Could you write out the records below exactly as they appear?

——

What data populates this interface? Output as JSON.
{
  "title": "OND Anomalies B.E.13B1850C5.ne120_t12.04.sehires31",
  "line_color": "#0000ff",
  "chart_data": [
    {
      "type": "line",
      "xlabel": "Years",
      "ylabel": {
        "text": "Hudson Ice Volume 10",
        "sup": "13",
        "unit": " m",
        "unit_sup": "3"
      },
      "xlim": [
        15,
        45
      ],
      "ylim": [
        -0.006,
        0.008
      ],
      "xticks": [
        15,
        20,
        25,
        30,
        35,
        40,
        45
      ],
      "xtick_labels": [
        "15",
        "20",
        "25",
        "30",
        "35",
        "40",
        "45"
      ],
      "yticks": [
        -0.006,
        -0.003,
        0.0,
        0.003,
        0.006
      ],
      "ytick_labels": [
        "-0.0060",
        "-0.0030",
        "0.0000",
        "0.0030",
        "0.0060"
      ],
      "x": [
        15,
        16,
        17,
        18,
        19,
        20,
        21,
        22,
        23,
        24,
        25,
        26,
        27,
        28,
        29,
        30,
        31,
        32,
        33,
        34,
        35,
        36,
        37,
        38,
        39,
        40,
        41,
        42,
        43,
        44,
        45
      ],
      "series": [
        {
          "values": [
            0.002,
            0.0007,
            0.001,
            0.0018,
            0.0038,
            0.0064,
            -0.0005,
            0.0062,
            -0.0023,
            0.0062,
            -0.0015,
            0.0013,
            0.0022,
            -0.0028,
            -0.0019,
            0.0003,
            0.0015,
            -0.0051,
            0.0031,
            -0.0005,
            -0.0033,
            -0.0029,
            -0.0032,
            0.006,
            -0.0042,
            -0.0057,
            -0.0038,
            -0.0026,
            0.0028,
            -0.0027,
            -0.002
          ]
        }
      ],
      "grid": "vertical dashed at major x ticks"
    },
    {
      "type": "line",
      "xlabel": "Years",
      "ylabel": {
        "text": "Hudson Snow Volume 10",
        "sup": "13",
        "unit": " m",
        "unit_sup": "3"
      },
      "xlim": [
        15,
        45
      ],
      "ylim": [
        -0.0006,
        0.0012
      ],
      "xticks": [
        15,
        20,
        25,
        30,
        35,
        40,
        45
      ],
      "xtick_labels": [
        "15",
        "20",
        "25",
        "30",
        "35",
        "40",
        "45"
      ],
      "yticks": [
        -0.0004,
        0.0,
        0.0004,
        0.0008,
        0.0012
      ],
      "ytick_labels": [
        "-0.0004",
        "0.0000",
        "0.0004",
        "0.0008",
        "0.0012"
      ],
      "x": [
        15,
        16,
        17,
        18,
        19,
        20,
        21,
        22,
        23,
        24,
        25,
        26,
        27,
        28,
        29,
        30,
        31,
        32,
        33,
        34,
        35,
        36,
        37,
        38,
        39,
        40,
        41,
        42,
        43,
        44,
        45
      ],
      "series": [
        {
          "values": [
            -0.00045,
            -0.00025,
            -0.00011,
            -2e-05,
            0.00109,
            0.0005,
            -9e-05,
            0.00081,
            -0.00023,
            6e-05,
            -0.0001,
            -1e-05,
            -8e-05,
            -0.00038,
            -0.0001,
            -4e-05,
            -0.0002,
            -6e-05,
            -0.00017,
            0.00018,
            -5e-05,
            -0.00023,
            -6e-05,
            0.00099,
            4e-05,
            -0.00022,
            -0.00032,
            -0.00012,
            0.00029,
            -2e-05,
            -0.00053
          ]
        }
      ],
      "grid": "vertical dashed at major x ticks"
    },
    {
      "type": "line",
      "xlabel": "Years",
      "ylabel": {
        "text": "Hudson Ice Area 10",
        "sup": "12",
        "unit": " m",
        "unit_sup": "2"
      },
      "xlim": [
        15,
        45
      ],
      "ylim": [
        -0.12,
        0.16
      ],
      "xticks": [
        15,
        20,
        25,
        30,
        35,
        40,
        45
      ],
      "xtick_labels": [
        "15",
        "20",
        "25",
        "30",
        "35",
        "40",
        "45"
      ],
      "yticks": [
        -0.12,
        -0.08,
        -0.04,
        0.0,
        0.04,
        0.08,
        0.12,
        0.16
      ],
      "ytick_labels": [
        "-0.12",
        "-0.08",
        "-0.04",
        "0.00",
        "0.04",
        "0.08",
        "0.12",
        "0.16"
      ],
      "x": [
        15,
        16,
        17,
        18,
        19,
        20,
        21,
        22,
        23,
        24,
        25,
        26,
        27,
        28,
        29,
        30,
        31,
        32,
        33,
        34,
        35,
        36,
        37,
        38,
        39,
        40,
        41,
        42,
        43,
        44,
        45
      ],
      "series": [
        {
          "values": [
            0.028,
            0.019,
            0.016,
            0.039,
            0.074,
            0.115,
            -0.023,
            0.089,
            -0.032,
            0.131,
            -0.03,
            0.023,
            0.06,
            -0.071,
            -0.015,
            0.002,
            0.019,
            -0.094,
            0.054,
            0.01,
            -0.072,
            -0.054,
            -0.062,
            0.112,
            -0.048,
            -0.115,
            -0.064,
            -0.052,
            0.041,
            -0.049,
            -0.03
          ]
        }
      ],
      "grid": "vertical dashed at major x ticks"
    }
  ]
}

——

> Result for this exercise
What data populates this interface? Output as JSON.
{
  "title": "OND Anomalies B.E.13B1850C5.ne120_t12.04.sehires31",
  "line_color": "#0000ff",
  "chart_data": [
    {
      "type": "line",
      "xlabel": "Years",
      "ylabel": {
        "text": "Hudson Ice Volume 10",
        "sup": "13",
        "unit": " m",
        "unit_sup": "3"
      },
      "xlim": [
        15,
        45
      ],
      "ylim": [
        -0.006,
        0.008
      ],
      "xticks": [
        15,
        20,
        25,
        30,
        35,
        40,
        45
      ],
      "xtick_labels": [
        "15",
        "20",
        "25",
        "30",
        "35",
        "40",
        "45"
      ],
      "yticks": [
        -0.006,
        -0.003,
        0.0,
        0.003,
        0.006
      ],
      "ytick_labels": [
        "-0.0060",
        "-0.0030",
        "0.0000",
        "0.0030",
        "0.0060"
      ],
      "x": [
        15,
        16,
        17,
        18,
        19,
        20,
        21,
        22,
        23,
        24,
        25,
        26,
        27,
        28,
        29,
        30,
        31,
        32,
        33,
        34,
        35,
        36,
        37,
        38,
        39,
        40,
        41,
        42,
        43,
        44,
        45
      ],
      "series": [
        {
          "values": [
            0.002,
            0.0007,
            0.001,
            0.0018,
            0.0038,
            0.0064,
            -0.0005,
            0.0062,
            -0.0023,
            0.0062,
            -0.0015,
            0.0013,
            0.0022,
            -0.0028,
            -0.0019,
            0.0003,
            0.0015,
            -0.0051,
            0.0031,
            -0.0005,
            -0.0033,
            -0.0029,
            -0.0032,
            0.006,
            -0.0042,
            -0.0057,
            -0.0038,
            -0.0026,
            0.0028,
            -0.0027,
            -0.002
          ]
        }
      ],
      "grid": "vertical dashed at major x ticks"
    },
    {
      "type": "line",
      "xlabel": "Years",
      "ylabel": {
        "text": "Hudson Snow Volume 10",
        "sup": "13",
        "unit": " m",
        "unit_sup": "3"
      },
      "xlim": [
        15,
        45
      ],
      "ylim": [
        -0.0006,
        0.0012
      ],
      "xticks": [
        15,
        20,
        25,
        30,
        35,
        40,
        45
      ],
      "xtick_labels": [
        "15",
        "20",
        "25",
        "30",
        "35",
        "40",
        "45"
      ],
      "yticks": [
        -0.0004,
        0.0,
        0.0004,
        0.0008,
        0.0012
      ],
      "ytick_labels": [
        "-0.0004",
        "0.0000",
        "0.0004",
        "0.0008",
        "0.0012"
      ],
      "x": [
        15,
        16,
        17,
        18,
        19,
        20,
        21,
        22,
        23,
        24,
        25,
        26,
        27,
        28,
        29,
        30,
        31,
        32,
        33,
        34,
        35,
        36,
        37,
        38,
        39,
        40,
        41,
        42,
        43,
        44,
        45
      ],
      "series": [
        {
          "values": [
            -0.00045,
            -0.00025,
            -0.00011,
            -2e-05,
            0.00109,
            0.0005,
            -9e-05,
            0.00081,
            -0.00023,
            6e-05,
            -0.0001,
            -1e-05,
            -8e-05,
            -0.00038,
            -0.0001,
            -4e-05,
            -0.0002,
            -6e-05,
            -0.00017,
            0.00018,
            -5e-05,
            -0.00023,
            -6e-05,
            0.00099,
            4e-05,
            -0.00022,
            -0.00032,
            -0.00012,
            0.00029,
            -2e-05,
            -0.00053
          ]
        }
      ],
      "grid": "vertical dashed at major x ticks"
    },
    {
      "type": "line",
      "xlabel": "Years",
      "ylabel": {
        "text": "Hudson Ice Area 10",
        "sup": "12",
        "unit": " m",
        "unit_sup": "2"
      },
      "xlim": [
        15,
        45
      ],
      "ylim": [
        -0.12,
        0.16
      ],
      "xticks": [
        15,
        20,
        25,
        30,
        35,
        40,
        45
      ],
      "xtick_labels": [
        "15",
        "20",
        "25",
        "30",
        "35",
        "40",
        "45"
      ],
      "yticks": [
        -0.12,
        -0.08,
        -0.04,
        0.0,
        0.04,
        0.08,
        0.12,
        0.16
      ],
      "ytick_labels": [
        "-0.12",
        "-0.08",
        "-0.04",
        "0.00",
        "0.04",
        "0.08",
        "0.12",
        "0.16"
      ],
      "x": [
        15,
        16,
        17,
        18,
        19,
        20,
        21,
        22,
        23,
        24,
        25,
        26,
        27,
        28,
        29,
        30,
        31,
        32,
        33,
        34,
        35,
        36,
        37,
        38,
        39,
        40,
        41,
        42,
        43,
        44,
        45
      ],
      "series": [
        {
          "values": [
            0.028,
            0.019,
            0.016,
            0.039,
            0.074,
            0.115,
            -0.023,
            0.089,
            -0.032,
            0.131,
            -0.03,
            0.023,
            0.06,
            -0.071,
            -0.015,
            0.002,
            0.019,
            -0.094,
            0.054,
            0.01,
            -0.072,
            -0.054,
            -0.062,
            0.112,
            -0.048,
            -0.115,
            -0.064,
            -0.052,
            0.041,
            -0.049,
            -0.03
          ]
        }
      ],
      "grid": "vertical dashed at major x ticks"
    }
  ]
}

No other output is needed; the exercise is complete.